*WHAT YOU WILL DO*: Examine the records and identify each line that includes the string "加入寵物鮮食飲食須知". Copy those lines.

*GIVEN INFORMATION*:
╭──

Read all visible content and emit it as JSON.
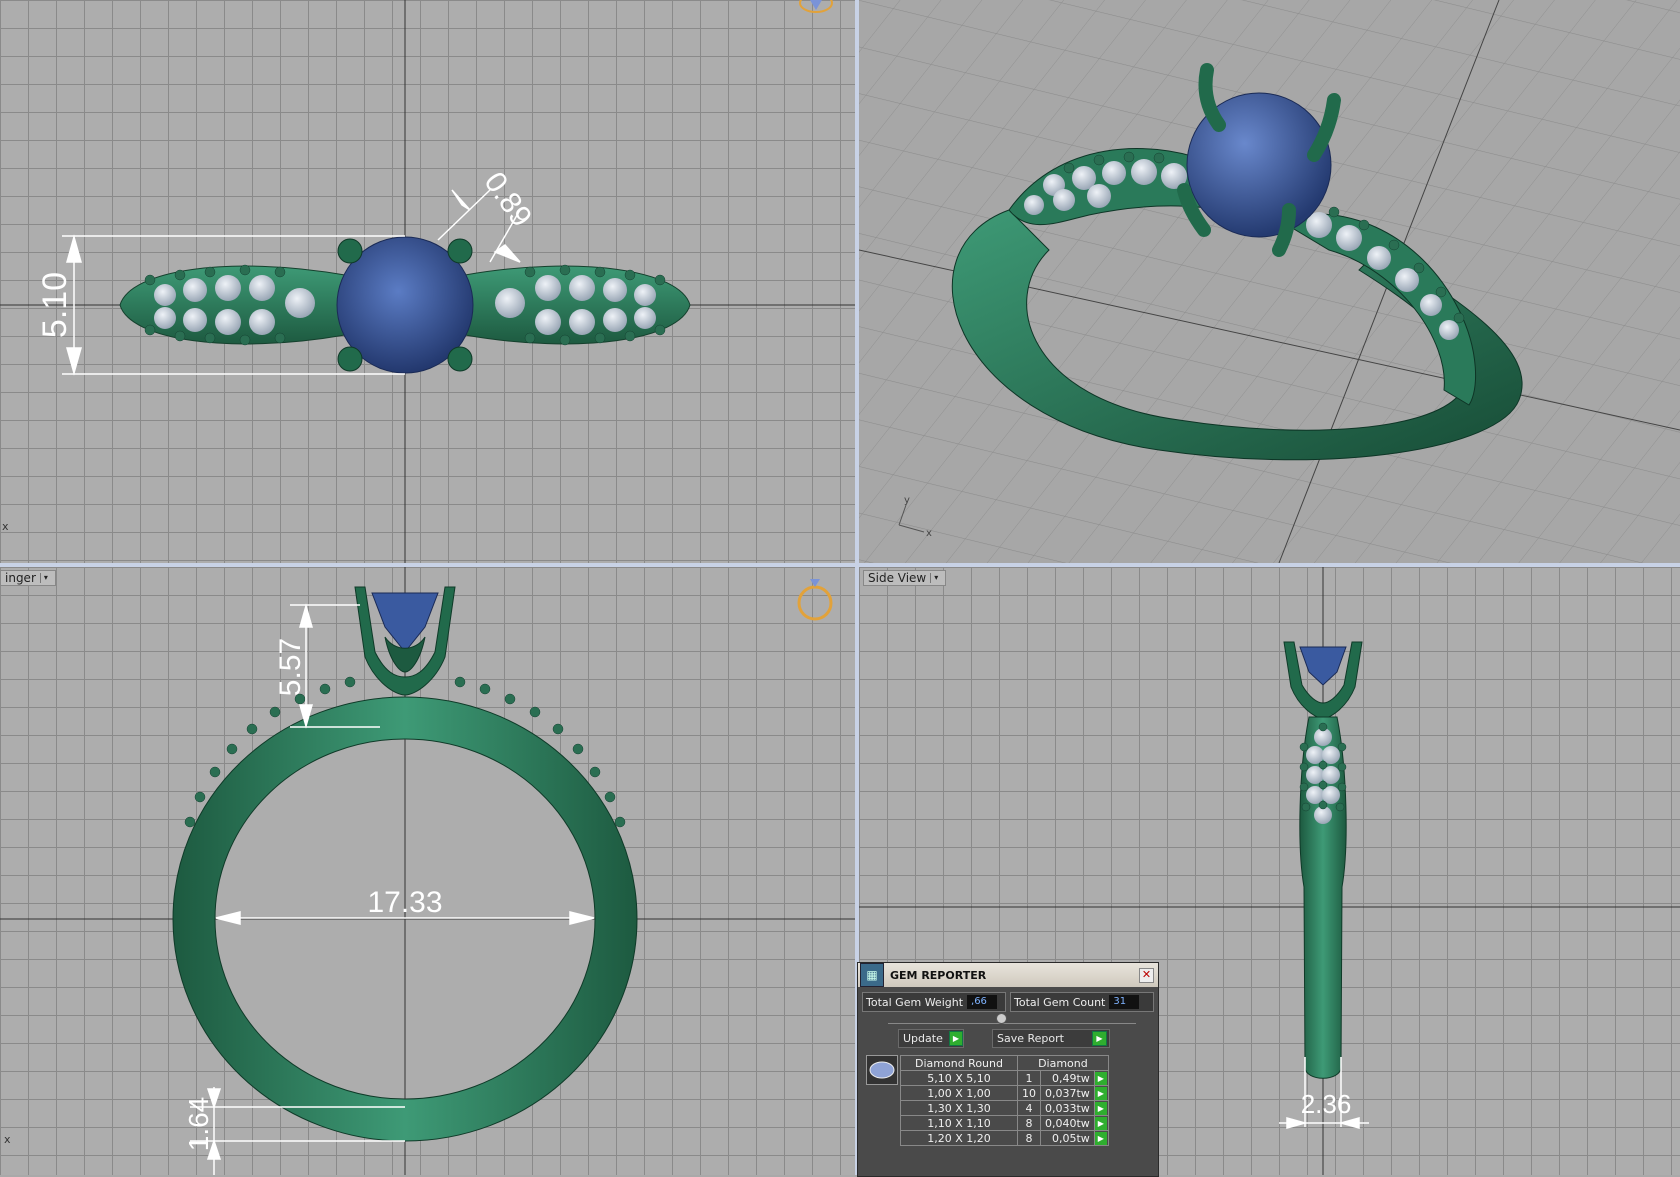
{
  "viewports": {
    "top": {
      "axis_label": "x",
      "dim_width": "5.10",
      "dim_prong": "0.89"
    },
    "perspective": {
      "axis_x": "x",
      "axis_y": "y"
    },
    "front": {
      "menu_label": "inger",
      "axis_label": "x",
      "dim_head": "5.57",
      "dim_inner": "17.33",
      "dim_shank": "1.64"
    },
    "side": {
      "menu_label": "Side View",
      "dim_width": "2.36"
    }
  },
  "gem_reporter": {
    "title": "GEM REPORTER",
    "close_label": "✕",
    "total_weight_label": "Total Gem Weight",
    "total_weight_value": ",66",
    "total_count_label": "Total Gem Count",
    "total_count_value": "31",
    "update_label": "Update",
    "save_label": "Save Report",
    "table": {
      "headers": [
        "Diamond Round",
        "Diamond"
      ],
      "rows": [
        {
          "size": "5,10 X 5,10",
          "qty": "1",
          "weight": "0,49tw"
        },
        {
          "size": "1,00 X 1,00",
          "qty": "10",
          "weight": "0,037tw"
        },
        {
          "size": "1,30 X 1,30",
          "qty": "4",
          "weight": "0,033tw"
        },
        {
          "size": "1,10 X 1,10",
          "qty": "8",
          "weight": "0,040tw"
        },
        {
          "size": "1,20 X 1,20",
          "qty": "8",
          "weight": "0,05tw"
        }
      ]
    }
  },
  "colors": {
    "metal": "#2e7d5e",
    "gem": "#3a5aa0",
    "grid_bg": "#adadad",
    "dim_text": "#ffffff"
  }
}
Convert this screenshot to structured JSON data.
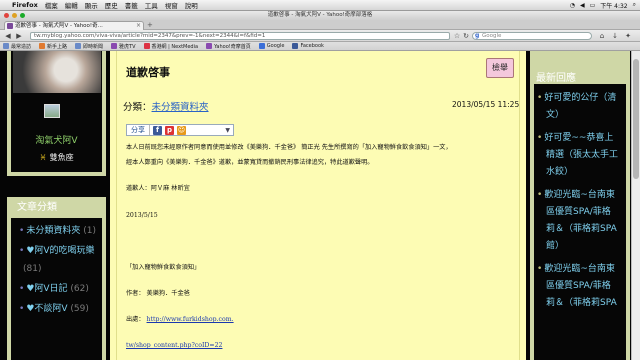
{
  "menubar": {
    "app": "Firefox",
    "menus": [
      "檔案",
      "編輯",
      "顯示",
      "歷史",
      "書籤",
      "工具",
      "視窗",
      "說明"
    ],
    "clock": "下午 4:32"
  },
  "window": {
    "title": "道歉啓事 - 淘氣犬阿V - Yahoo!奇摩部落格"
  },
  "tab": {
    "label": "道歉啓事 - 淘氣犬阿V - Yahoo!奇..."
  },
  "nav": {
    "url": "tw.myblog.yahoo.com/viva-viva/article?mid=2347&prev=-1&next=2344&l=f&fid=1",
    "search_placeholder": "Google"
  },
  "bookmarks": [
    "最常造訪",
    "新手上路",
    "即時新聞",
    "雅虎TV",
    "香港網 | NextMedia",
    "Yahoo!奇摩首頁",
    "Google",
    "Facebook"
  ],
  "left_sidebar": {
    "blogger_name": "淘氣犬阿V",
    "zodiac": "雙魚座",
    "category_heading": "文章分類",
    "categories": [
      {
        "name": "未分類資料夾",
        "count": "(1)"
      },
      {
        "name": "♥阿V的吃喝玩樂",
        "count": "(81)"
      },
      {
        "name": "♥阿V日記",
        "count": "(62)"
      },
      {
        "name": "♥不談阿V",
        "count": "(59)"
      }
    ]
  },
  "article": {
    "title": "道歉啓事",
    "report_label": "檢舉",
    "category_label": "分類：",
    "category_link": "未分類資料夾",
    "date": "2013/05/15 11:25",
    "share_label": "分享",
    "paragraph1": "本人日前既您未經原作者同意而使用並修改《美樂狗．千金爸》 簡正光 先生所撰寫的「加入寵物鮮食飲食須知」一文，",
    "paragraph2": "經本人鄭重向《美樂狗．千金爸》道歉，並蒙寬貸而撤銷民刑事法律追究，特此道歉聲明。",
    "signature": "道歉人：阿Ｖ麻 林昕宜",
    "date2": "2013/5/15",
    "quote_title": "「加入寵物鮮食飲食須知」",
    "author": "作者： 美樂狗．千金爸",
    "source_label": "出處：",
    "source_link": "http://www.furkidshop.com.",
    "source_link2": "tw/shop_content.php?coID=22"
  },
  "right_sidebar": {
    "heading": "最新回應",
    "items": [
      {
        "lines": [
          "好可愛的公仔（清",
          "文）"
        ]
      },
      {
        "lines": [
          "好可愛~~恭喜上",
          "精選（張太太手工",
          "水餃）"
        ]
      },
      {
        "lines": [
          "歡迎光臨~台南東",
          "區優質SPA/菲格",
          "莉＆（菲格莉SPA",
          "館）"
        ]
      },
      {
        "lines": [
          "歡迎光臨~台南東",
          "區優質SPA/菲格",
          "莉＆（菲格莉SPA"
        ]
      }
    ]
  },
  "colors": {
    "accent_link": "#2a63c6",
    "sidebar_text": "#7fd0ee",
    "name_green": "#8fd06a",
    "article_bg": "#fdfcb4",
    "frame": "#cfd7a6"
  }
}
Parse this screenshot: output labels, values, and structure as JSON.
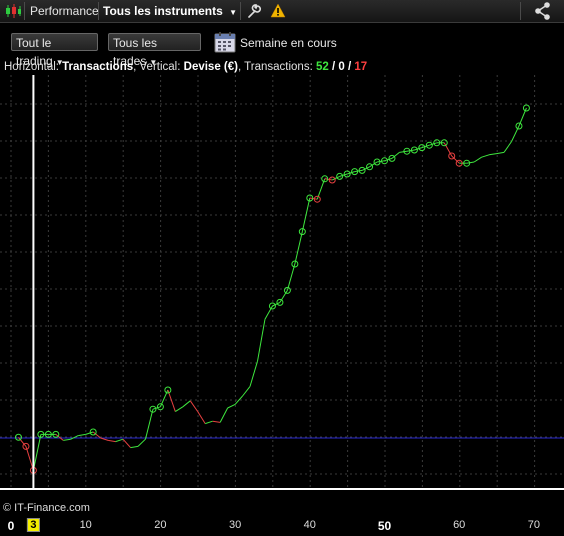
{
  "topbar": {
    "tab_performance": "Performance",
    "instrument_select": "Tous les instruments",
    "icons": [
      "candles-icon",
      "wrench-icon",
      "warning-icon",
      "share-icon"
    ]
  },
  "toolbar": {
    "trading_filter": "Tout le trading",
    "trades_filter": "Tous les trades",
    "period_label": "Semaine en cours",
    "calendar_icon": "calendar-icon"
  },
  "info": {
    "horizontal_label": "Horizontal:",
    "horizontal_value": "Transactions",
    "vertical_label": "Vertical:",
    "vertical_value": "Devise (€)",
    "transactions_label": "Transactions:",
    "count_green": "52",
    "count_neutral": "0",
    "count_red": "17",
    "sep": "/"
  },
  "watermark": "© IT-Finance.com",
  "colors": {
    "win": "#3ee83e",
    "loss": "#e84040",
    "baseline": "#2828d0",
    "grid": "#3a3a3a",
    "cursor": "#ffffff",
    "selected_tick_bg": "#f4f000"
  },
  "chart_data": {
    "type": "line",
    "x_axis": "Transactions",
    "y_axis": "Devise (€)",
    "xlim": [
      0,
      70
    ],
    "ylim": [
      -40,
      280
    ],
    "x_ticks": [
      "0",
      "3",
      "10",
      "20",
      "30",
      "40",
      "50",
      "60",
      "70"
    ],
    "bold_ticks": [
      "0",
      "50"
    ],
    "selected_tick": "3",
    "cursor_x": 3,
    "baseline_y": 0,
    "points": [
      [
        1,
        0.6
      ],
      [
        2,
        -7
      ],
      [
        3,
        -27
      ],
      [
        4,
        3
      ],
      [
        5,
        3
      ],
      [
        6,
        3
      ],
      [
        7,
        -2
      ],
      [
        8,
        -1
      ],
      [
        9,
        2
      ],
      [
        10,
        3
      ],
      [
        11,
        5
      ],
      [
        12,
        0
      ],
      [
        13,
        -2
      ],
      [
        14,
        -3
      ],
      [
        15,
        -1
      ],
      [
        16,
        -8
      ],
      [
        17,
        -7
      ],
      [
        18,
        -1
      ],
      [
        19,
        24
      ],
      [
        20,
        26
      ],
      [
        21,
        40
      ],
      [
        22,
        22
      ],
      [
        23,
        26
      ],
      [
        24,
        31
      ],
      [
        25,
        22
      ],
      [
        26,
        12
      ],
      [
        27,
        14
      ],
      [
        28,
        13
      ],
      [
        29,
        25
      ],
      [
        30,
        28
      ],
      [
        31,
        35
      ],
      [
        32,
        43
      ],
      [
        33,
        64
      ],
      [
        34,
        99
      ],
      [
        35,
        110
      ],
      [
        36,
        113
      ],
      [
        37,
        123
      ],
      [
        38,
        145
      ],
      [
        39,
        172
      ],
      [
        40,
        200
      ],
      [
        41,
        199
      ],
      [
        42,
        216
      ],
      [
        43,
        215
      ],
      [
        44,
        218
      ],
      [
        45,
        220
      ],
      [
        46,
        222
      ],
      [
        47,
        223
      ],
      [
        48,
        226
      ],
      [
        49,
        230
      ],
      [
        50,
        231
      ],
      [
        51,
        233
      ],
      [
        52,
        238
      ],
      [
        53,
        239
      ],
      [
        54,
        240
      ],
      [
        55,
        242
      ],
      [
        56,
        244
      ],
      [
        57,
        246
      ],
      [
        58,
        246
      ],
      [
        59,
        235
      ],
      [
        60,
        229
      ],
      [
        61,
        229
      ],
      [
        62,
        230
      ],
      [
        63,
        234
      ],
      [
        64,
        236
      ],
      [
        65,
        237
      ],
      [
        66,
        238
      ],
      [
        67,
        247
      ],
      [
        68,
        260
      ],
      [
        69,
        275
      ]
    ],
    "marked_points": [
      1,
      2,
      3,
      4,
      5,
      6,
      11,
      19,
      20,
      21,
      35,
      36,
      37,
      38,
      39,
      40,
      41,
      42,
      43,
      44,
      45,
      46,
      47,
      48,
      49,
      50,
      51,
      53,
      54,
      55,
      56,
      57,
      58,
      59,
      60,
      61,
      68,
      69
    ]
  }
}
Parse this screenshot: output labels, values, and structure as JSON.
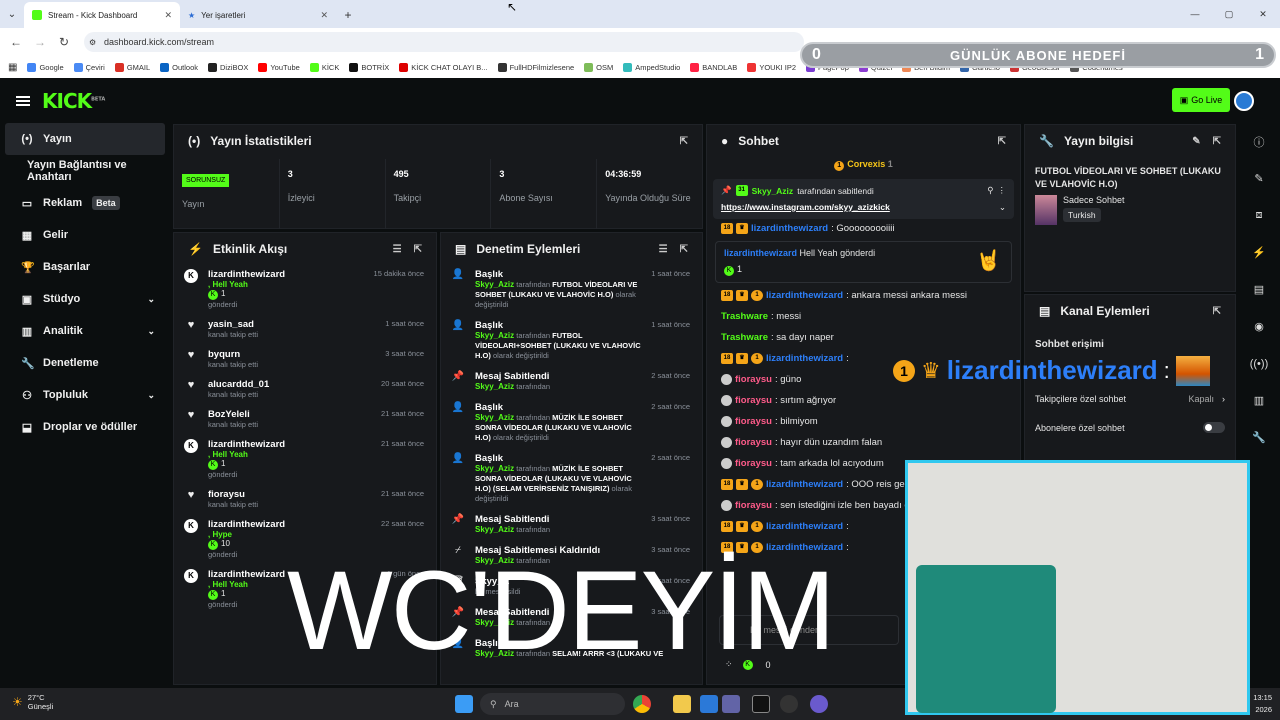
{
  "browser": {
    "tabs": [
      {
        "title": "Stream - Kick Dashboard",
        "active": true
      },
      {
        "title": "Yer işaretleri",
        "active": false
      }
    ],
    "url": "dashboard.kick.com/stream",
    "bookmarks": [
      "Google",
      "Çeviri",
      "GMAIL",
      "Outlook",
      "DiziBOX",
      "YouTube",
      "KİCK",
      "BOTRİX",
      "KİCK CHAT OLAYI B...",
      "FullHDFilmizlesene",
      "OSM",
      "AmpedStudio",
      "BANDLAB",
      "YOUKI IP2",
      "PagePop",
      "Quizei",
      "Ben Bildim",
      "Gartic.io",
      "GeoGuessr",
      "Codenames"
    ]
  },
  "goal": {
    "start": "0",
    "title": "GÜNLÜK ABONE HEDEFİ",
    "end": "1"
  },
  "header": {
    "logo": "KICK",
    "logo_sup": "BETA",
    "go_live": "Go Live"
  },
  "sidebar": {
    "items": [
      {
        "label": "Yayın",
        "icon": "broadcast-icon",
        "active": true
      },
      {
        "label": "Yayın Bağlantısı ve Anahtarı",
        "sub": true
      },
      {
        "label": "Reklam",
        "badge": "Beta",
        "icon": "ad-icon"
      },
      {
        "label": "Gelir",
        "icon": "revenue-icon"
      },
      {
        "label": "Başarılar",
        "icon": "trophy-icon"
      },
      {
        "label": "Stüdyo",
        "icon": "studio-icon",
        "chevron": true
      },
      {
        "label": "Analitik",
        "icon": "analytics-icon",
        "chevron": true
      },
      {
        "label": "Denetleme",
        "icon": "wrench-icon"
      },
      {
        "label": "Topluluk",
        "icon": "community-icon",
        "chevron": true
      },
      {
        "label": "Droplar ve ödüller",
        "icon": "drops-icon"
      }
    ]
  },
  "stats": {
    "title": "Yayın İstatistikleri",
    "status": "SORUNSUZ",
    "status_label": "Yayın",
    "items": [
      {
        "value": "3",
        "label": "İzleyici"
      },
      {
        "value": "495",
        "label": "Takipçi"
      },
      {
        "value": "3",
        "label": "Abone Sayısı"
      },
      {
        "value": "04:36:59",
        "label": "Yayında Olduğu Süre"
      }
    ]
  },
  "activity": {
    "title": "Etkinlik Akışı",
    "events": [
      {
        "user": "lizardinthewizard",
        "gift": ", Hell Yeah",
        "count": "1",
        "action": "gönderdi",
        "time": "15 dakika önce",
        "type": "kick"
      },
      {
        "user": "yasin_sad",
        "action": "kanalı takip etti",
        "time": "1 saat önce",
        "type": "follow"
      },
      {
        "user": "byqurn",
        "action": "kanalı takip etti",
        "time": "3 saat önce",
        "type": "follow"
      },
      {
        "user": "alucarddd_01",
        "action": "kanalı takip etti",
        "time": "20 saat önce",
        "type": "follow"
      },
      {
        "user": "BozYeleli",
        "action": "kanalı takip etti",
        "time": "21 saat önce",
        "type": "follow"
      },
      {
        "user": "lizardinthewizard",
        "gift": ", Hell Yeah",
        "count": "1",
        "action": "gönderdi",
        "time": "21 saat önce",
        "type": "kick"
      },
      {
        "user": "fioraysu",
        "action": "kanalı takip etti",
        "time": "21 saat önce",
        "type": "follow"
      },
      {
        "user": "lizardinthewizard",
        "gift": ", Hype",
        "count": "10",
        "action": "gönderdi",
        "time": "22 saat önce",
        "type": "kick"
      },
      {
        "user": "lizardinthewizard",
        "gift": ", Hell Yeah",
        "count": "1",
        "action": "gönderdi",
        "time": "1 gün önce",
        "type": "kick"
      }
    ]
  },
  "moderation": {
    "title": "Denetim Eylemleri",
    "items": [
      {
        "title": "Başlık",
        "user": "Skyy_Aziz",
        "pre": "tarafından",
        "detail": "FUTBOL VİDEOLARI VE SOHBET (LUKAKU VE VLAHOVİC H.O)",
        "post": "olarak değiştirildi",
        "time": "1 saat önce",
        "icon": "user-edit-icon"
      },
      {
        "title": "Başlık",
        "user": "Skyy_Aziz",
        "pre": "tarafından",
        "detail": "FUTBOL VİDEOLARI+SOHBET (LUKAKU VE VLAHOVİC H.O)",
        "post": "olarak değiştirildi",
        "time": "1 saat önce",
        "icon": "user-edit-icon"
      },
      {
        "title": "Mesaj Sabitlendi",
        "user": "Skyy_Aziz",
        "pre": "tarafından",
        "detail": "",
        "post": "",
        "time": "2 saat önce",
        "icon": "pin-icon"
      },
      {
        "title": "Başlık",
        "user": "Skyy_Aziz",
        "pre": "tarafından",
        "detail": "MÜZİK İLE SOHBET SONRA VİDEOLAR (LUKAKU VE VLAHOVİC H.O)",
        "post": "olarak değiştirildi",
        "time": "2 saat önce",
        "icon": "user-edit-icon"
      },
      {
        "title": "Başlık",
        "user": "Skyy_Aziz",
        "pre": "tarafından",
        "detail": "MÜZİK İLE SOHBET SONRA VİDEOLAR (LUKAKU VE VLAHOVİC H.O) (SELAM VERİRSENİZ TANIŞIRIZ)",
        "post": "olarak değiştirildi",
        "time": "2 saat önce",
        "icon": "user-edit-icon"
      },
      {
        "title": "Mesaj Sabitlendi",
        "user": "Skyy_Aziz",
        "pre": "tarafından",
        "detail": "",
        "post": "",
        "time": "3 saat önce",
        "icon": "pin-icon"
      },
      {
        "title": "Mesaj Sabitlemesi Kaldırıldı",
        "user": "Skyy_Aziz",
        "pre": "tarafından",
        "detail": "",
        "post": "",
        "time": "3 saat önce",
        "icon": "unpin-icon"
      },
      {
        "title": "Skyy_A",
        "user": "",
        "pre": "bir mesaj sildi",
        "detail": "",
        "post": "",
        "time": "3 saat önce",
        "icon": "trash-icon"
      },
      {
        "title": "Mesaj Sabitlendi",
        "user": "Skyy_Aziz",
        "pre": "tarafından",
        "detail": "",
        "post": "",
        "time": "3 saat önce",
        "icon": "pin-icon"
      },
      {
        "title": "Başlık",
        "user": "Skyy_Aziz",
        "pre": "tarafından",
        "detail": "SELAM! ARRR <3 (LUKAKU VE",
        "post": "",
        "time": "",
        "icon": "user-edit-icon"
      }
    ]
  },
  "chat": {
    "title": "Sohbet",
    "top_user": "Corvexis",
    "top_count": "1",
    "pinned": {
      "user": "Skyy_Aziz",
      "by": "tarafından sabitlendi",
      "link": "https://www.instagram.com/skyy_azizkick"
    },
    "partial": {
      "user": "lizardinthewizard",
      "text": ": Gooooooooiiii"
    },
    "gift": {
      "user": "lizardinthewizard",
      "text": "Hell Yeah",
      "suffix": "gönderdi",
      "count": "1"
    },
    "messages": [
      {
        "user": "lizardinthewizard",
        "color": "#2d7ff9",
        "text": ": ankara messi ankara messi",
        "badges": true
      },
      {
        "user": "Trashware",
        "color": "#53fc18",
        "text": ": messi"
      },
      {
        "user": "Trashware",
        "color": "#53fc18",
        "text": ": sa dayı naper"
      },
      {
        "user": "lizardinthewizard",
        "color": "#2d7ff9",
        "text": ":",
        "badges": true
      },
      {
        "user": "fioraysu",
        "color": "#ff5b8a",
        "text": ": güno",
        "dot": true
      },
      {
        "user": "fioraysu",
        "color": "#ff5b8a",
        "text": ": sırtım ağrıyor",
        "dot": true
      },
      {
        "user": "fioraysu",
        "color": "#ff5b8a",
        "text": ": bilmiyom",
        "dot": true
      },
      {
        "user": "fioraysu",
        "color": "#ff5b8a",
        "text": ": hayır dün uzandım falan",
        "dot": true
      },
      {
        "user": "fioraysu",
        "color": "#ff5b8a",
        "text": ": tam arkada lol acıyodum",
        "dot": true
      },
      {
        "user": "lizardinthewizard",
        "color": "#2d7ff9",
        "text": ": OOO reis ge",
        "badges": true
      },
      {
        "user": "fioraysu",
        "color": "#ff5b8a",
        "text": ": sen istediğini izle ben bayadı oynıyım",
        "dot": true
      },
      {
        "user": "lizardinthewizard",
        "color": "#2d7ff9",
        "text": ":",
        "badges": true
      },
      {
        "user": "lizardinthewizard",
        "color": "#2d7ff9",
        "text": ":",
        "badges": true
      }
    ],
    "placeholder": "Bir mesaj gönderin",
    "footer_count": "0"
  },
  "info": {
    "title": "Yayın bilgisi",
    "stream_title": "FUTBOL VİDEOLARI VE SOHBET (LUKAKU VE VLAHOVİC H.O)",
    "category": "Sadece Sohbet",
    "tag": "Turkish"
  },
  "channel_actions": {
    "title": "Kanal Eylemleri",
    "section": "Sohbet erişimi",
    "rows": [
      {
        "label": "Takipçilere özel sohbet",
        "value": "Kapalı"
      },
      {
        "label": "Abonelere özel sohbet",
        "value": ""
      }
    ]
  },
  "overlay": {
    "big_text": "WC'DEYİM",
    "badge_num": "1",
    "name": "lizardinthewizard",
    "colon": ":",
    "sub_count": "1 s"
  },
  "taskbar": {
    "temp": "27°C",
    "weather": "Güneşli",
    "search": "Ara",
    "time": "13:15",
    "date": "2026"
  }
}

╰──

*TASK SOLUTION*:
    "paragraph1": "本人日前既您未經原作者同意而使用並修改《美樂狗．千金爸》 簡正光 先生所撰寫的「加入寵物鮮食飲食須知」一文，",
    "quote_title": "「加入寵物鮮食飲食須知」",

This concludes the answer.